Print all of the data exactly as written.

(Figure contents as structured data)
···

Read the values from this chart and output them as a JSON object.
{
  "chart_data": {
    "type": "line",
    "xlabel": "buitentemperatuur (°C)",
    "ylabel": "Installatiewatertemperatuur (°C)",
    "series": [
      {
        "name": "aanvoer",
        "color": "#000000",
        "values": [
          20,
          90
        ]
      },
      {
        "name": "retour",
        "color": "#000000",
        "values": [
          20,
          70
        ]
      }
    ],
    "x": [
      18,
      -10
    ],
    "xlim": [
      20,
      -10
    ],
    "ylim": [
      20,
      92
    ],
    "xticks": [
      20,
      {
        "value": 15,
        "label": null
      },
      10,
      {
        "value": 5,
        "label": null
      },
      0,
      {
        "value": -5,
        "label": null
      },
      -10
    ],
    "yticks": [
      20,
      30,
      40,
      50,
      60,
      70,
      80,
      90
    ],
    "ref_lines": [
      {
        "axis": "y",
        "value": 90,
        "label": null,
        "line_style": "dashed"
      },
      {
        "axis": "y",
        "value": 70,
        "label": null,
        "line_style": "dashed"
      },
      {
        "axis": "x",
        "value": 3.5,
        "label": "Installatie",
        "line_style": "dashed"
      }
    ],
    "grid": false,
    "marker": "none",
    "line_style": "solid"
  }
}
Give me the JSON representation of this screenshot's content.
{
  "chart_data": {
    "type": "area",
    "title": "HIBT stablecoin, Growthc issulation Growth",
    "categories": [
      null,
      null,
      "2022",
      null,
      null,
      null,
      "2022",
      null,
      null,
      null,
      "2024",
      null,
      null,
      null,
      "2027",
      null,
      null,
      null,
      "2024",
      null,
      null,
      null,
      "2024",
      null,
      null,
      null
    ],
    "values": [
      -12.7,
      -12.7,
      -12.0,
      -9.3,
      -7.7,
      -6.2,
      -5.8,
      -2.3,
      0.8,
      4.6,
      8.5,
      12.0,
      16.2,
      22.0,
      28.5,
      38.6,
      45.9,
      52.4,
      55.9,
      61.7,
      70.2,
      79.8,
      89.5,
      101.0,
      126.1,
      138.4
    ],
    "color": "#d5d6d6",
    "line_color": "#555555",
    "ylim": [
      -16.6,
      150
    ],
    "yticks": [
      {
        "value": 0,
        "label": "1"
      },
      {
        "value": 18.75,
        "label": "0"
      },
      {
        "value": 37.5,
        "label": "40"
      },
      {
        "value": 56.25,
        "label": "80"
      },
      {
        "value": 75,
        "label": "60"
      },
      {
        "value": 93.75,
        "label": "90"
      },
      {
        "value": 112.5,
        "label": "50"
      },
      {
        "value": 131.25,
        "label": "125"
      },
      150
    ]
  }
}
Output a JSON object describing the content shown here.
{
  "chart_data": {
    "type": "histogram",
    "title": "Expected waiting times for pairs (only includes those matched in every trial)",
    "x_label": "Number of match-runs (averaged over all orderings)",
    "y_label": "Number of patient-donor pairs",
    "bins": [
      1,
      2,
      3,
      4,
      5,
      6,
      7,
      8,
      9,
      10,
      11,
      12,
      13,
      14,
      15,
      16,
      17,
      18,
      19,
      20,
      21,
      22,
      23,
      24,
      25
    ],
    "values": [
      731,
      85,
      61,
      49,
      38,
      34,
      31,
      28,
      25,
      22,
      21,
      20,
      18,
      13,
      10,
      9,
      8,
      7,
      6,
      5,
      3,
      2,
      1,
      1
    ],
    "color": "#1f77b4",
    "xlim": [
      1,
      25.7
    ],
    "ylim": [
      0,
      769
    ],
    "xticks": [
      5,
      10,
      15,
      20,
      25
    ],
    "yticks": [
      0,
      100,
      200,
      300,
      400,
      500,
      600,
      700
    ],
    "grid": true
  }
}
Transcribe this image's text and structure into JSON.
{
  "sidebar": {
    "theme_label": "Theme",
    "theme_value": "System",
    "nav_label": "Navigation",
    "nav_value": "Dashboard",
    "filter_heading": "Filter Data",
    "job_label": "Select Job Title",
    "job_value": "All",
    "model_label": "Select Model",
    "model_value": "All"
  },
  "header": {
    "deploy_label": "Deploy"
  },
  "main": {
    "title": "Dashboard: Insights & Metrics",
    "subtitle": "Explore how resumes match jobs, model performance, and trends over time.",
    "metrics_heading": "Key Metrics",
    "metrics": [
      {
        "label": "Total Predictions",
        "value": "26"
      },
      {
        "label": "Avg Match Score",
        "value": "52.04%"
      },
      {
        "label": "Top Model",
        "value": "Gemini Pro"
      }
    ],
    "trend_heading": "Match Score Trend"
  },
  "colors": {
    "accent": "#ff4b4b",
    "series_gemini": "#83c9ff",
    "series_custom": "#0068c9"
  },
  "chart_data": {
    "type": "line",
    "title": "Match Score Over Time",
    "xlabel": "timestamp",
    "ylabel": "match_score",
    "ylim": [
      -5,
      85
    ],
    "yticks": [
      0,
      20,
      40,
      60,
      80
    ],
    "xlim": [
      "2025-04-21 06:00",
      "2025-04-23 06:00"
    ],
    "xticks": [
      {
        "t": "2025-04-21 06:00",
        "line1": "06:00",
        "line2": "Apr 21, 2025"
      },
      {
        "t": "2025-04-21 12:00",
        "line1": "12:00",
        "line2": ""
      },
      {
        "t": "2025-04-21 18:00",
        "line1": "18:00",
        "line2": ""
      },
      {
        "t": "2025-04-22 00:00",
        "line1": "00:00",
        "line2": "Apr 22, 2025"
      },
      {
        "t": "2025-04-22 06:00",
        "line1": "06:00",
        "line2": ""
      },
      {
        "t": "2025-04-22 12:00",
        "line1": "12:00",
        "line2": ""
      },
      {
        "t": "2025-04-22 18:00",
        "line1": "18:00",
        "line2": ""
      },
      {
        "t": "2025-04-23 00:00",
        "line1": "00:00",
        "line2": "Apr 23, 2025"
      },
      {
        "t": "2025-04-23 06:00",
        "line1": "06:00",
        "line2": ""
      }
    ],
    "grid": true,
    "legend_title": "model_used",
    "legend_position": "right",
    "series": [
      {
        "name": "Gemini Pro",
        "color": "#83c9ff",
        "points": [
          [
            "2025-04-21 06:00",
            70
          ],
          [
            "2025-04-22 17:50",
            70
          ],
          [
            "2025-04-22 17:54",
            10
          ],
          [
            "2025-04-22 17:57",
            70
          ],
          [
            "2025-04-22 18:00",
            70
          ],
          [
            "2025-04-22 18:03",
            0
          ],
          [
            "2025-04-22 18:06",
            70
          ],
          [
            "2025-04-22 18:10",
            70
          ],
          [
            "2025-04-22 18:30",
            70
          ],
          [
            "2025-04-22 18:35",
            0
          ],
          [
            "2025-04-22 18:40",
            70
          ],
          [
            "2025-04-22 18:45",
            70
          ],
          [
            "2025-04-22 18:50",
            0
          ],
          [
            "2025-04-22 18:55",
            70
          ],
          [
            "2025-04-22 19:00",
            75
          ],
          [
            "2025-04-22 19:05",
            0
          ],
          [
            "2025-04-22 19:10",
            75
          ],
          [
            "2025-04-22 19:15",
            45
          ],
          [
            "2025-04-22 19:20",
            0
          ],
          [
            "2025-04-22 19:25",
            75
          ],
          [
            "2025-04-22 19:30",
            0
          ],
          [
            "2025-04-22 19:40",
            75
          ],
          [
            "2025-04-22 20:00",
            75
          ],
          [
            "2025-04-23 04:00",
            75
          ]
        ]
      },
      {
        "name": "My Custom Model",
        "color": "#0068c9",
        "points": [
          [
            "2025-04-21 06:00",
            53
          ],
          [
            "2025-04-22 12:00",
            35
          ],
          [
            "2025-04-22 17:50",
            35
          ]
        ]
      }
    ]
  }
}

···

● **Task output**:
Read the values from this chart and output them as a JSON object.
{
  "chart_data": {
    "type": "line",
    "xlabel": "buitentemperatuur (°C)",
    "ylabel": "Installatiewatertemperatuur (°C)",
    "series": [
      {
        "name": "aanvoer",
        "color": "#000000",
        "values": [
          20,
          90
        ]
      },
      {
        "name": "retour",
        "color": "#000000",
        "values": [
          20,
          70
        ]
      }
    ],
    "x": [
      18,
      -10
    ],
    "xlim": [
      20,
      -10
    ],
    "ylim": [
      20,
      92
    ],
    "xticks": [
      20,
      {
        "value": 15,
        "label": null
      },
      10,
      {
        "value": 5,
        "label": null
      },
      0,
      {
        "value": -5,
        "label": null
      },
      -10
    ],
    "yticks": [
      20,
      30,
      40,
      50,
      60,
      70,
      80,
      90
    ],
    "ref_lines": [
      {
        "axis": "y",
        "value": 90,
        "label": null,
        "line_style": "dashed"
      },
      {
        "axis": "y",
        "value": 70,
        "label": null,
        "line_style": "dashed"
      },
      {
        "axis": "x",
        "value": 3.5,
        "label": "Installatie",
        "line_style": "dashed"
      }
    ],
    "grid": false,
    "marker": "none",
    "line_style": "solid"
  }
}
Give me the JSON representation of this screenshot's content.
{
  "chart_data": {
    "type": "area",
    "title": "HIBT stablecoin, Growthc issulation Growth",
    "categories": [
      null,
      null,
      "2022",
      null,
      null,
      null,
      "2022",
      null,
      null,
      null,
      "2024",
      null,
      null,
      null,
      "2027",
      null,
      null,
      null,
      "2024",
      null,
      null,
      null,
      "2024",
      null,
      null,
      null
    ],
    "values": [
      -12.7,
      -12.7,
      -12.0,
      -9.3,
      -7.7,
      -6.2,
      -5.8,
      -2.3,
      0.8,
      4.6,
      8.5,
      12.0,
      16.2,
      22.0,
      28.5,
      38.6,
      45.9,
      52.4,
      55.9,
      61.7,
      70.2,
      79.8,
      89.5,
      101.0,
      126.1,
      138.4
    ],
    "color": "#d5d6d6",
    "line_color": "#555555",
    "ylim": [
      -16.6,
      150
    ],
    "yticks": [
      {
        "value": 0,
        "label": "1"
      },
      {
        "value": 18.75,
        "label": "0"
      },
      {
        "value": 37.5,
        "label": "40"
      },
      {
        "value": 56.25,
        "label": "80"
      },
      {
        "value": 75,
        "label": "60"
      },
      {
        "value": 93.75,
        "label": "90"
      },
      {
        "value": 112.5,
        "label": "50"
      },
      {
        "value": 131.25,
        "label": "125"
      },
      150
    ]
  }
}
Output a JSON object describing the content shown here.
{
  "chart_data": {
    "type": "histogram",
    "title": "Expected waiting times for pairs (only includes those matched in every trial)",
    "x_label": "Number of match-runs (averaged over all orderings)",
    "y_label": "Number of patient-donor pairs",
    "bins": [
      1,
      2,
      3,
      4,
      5,
      6,
      7,
      8,
      9,
      10,
      11,
      12,
      13,
      14,
      15,
      16,
      17,
      18,
      19,
      20,
      21,
      22,
      23,
      24,
      25
    ],
    "values": [
      731,
      85,
      61,
      49,
      38,
      34,
      31,
      28,
      25,
      22,
      21,
      20,
      18,
      13,
      10,
      9,
      8,
      7,
      6,
      5,
      3,
      2,
      1,
      1
    ],
    "color": "#1f77b4",
    "xlim": [
      1,
      25.7
    ],
    "ylim": [
      0,
      769
    ],
    "xticks": [
      5,
      10,
      15,
      20,
      25
    ],
    "yticks": [
      0,
      100,
      200,
      300,
      400,
      500,
      600,
      700
    ],
    "grid": true
  }
}
Transcribe this image's text and structure into JSON.
{
  "sidebar": {
    "theme_label": "Theme",
    "theme_value": "System",
    "nav_label": "Navigation",
    "nav_value": "Dashboard",
    "filter_heading": "Filter Data",
    "job_label": "Select Job Title",
    "job_value": "All",
    "model_label": "Select Model",
    "model_value": "All"
  },
  "header": {
    "deploy_label": "Deploy"
  },
  "main": {
    "title": "Dashboard: Insights & Metrics",
    "subtitle": "Explore how resumes match jobs, model performance, and trends over time.",
    "metrics_heading": "Key Metrics",
    "metrics": [
      {
        "label": "Total Predictions",
        "value": "26"
      },
      {
        "label": "Avg Match Score",
        "value": "52.04%"
      },
      {
        "label": "Top Model",
        "value": "Gemini Pro"
      }
    ],
    "trend_heading": "Match Score Trend"
  },
  "colors": {
    "accent": "#ff4b4b",
    "series_gemini": "#83c9ff",
    "series_custom": "#0068c9"
  },
  "chart_data": {
    "type": "line",
    "title": "Match Score Over Time",
    "xlabel": "timestamp",
    "ylabel": "match_score",
    "ylim": [
      -5,
      85
    ],
    "yticks": [
      0,
      20,
      40,
      60,
      80
    ],
    "xlim": [
      "2025-04-21 06:00",
      "2025-04-23 06:00"
    ],
    "xticks": [
      {
        "t": "2025-04-21 06:00",
        "line1": "06:00",
        "line2": "Apr 21, 2025"
      },
      {
        "t": "2025-04-21 12:00",
        "line1": "12:00",
        "line2": ""
      },
      {
        "t": "2025-04-21 18:00",
        "line1": "18:00",
        "line2": ""
      },
      {
        "t": "2025-04-22 00:00",
        "line1": "00:00",
        "line2": "Apr 22, 2025"
      },
      {
        "t": "2025-04-22 06:00",
        "line1": "06:00",
        "line2": ""
      },
      {
        "t": "2025-04-22 12:00",
        "line1": "12:00",
        "line2": ""
      },
      {
        "t": "2025-04-22 18:00",
        "line1": "18:00",
        "line2": ""
      },
      {
        "t": "2025-04-23 00:00",
        "line1": "00:00",
        "line2": "Apr 23, 2025"
      },
      {
        "t": "2025-04-23 06:00",
        "line1": "06:00",
        "line2": ""
      }
    ],
    "grid": true,
    "legend_title": "model_used",
    "legend_position": "right",
    "series": [
      {
        "name": "Gemini Pro",
        "color": "#83c9ff",
        "points": [
          [
            "2025-04-21 06:00",
            70
          ],
          [
            "2025-04-22 17:50",
            70
          ],
          [
            "2025-04-22 17:54",
            10
          ],
          [
            "2025-04-22 17:57",
            70
          ],
          [
            "2025-04-22 18:00",
            70
          ],
          [
            "2025-04-22 18:03",
            0
          ],
          [
            "2025-04-22 18:06",
            70
          ],
          [
            "2025-04-22 18:10",
            70
          ],
          [
            "2025-04-22 18:30",
            70
          ],
          [
            "2025-04-22 18:35",
            0
          ],
          [
            "2025-04-22 18:40",
            70
          ],
          [
            "2025-04-22 18:45",
            70
          ],
          [
            "2025-04-22 18:50",
            0
          ],
          [
            "2025-04-22 18:55",
            70
          ],
          [
            "2025-04-22 19:00",
            75
          ],
          [
            "2025-04-22 19:05",
            0
          ],
          [
            "2025-04-22 19:10",
            75
          ],
          [
            "2025-04-22 19:15",
            45
          ],
          [
            "2025-04-22 19:20",
            0
          ],
          [
            "2025-04-22 19:25",
            75
          ],
          [
            "2025-04-22 19:30",
            0
          ],
          [
            "2025-04-22 19:40",
            75
          ],
          [
            "2025-04-22 20:00",
            75
          ],
          [
            "2025-04-23 04:00",
            75
          ]
        ]
      },
      {
        "name": "My Custom Model",
        "color": "#0068c9",
        "points": [
          [
            "2025-04-21 06:00",
            53
          ],
          [
            "2025-04-22 12:00",
            35
          ],
          [
            "2025-04-22 17:50",
            35
          ]
        ]
      }
    ]
  }
}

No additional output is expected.